**Extrait à lire**

Dans ce contexte, la sous-capitalisation de nos entreprises reste un gros handicap. Plusieurs réponses de grande envergure devraient voir le jour ces prochains mois. L'alliance originale des deux caisses de Crédit Agricole Nord de France et Brie Picardie, associées à la Caisse d'Epargne Hauts de France, a tiré la première, avec un fonds « regain 340 » (lire p.26), tandis qu'un outil dédié à la troisième révolution industrielle est en gestation sous l'égide de Philippe Vasseur, à hauteur de 100M€. Et l'IRD est également à la manœuvre pour créer un fonds d'envergure (200 M€) à destination des ETI.

**Matériel fourni**
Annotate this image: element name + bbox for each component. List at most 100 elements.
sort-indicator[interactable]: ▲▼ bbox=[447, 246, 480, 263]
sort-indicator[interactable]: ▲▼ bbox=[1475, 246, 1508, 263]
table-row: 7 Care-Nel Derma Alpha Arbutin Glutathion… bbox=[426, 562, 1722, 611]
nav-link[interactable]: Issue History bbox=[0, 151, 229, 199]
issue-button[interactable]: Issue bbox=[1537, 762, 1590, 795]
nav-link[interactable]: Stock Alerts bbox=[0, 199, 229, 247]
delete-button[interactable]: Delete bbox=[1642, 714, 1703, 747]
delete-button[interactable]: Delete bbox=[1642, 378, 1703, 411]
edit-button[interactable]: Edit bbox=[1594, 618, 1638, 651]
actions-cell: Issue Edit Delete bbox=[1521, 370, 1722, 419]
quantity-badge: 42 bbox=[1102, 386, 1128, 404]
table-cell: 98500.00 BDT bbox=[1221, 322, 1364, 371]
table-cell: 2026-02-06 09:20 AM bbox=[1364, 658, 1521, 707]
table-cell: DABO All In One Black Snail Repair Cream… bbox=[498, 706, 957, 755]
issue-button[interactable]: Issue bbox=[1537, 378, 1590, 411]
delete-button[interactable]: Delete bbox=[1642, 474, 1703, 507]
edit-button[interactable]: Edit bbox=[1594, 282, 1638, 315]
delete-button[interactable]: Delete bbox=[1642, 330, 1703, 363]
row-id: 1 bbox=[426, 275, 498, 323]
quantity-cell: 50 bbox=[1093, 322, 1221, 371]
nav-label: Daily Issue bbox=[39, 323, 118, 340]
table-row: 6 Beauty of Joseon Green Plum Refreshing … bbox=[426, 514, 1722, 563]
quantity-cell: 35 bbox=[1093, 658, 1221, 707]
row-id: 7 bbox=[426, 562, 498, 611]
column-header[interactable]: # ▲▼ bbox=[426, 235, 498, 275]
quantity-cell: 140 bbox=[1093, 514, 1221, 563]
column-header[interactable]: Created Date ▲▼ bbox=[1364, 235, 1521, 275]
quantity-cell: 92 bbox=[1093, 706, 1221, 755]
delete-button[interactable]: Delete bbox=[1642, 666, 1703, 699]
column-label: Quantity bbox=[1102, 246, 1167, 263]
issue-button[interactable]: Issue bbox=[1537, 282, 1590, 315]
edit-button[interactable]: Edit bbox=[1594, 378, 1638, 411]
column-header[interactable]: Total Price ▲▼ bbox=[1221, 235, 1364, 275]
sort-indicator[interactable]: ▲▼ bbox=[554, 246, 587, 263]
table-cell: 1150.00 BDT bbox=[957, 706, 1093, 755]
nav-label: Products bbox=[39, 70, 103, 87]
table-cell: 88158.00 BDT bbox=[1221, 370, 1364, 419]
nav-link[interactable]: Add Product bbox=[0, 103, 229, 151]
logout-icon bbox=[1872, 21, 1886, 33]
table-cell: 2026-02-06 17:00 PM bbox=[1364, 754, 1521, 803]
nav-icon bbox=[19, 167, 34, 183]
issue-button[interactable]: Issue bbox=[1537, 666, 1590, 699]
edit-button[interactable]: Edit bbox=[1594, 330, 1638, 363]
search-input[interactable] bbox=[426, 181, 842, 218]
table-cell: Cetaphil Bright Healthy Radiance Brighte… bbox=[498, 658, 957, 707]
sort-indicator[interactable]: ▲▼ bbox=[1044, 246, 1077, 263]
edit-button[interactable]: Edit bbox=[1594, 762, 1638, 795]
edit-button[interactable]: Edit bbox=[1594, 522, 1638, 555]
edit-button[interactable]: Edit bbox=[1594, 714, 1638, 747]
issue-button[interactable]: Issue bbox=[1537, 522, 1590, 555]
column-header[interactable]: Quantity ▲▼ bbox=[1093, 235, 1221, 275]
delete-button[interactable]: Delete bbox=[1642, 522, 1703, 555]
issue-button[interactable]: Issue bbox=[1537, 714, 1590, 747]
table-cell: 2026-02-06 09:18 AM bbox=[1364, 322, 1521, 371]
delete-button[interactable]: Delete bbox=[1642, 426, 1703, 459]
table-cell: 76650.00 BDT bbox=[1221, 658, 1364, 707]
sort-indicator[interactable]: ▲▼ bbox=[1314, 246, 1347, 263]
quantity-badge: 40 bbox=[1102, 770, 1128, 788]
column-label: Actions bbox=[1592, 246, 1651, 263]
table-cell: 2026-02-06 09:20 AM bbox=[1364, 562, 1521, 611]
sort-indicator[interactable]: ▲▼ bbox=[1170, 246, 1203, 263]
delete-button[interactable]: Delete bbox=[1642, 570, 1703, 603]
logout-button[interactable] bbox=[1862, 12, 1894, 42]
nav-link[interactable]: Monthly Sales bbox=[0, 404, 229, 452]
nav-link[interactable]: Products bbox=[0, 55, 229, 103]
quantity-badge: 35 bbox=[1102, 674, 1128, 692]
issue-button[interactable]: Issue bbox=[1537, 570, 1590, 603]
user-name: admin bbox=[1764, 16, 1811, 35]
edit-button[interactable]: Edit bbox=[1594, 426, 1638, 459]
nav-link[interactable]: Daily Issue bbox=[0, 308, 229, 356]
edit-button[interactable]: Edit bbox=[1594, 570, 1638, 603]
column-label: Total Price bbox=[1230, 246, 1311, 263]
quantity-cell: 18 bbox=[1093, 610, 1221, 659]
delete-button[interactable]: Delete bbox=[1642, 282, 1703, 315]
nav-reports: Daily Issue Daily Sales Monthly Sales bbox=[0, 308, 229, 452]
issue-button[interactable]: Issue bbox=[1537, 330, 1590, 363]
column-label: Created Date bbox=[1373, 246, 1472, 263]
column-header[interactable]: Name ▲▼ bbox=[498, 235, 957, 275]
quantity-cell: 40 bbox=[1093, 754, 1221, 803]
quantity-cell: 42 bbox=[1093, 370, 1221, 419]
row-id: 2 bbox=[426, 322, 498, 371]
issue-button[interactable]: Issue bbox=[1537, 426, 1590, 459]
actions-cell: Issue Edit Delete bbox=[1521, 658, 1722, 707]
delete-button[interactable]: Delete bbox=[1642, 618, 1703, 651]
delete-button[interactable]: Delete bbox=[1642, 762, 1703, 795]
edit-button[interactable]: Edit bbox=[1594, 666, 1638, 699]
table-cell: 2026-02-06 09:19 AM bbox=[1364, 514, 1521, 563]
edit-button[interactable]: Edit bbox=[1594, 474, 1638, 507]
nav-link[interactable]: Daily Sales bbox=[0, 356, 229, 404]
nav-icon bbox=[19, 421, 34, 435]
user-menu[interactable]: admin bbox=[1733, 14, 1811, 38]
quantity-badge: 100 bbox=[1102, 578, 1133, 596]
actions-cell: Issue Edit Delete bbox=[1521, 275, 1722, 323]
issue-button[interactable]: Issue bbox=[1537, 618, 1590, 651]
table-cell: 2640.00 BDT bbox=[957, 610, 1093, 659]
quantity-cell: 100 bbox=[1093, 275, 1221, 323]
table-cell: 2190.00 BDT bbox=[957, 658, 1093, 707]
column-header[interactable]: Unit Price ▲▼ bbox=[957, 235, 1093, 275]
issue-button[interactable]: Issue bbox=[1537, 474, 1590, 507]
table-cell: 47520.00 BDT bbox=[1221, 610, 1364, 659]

**Exercices**
A. Recopiez le passage de l'extrait sur la sous-capitalisation des entreprises, en commençant par « Dans ce contexte, la » et en allant jusqu'à « destination des ETI. ».
B. Poursuivez le texte sur la sous-capitalisation des entreprises à partir de sa dernière phrase.

**Réponses aux exercices**
A.
Dans ce contexte, la sous-capitalisation de nos entreprises reste un gros handicap. Plusieurs réponses de grande envergure devraient voir le jour ces prochains mois. L'alliance originale des deux caisses de Crédit Agricole Nord de France et Brie Picardie, associées à la Caisse d'Epargne Hauts de France, a tiré la première, avec un fonds « regain 340 » (lire p.26), tandis qu'un outil dédié à la troisième révolution industrielle est en gestation sous l'égide de Philippe Vasseur, à hauteur de 100M€. Et l'IRD est également à la manœuvre pour créer un fonds d'envergure (200 M€) à destination des ETI.

B.
L'autre point stratégique est l'emploi. La réponse devra être à la fois massive et rapide pour faciliter les transitions professionnelles, mais aussi en sur-mesure. « avec la région, on souhaite redonner de la visibilité sur la revalorisation des compétences », souligne Nadine Crinier, directrice de Pôle Emploi. « Nous avons répondu il y a quelques mois à Intermarché qui voulait 2000 emplois en France, des bouchers, des pâtissiers ou boulangers par centaines. on sait qu'il y aura des dépôts de bilan dans l'artisanat, on peutfaire le lien », illustre de son côté Philippe Lamblin, à la tête d'une mission pour l'emploi depuis 2018. « c'est un travail de dentellière,territoire par territoire, en s'appuyant sur les locaux », explique-t-il. Les « job dating sport », interrompus par la covid, ont aussi permis de remettre 1000 personnes à l'emploi sur la base d'un concept très original.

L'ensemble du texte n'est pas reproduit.